[BEGIN TASK INPUTS]
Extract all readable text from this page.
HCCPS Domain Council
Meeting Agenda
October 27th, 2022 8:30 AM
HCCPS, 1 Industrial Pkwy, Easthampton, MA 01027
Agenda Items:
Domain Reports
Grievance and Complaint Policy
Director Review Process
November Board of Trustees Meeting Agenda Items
[END TASK INPUTS]
SET TASK:
Copy out the whole listing exactly as written.

THE SOLUTION:
Extract all readable text from this page.
HCCPS Domain Council
Meeting Agenda
October 27th, 2022 8:30 AM
HCCPS, 1 Industrial Pkwy, Easthampton, MA 01027
Agenda Items:
Domain Reports
Grievance and Complaint Policy
Director Review Process
November Board of Trustees Meeting Agenda Items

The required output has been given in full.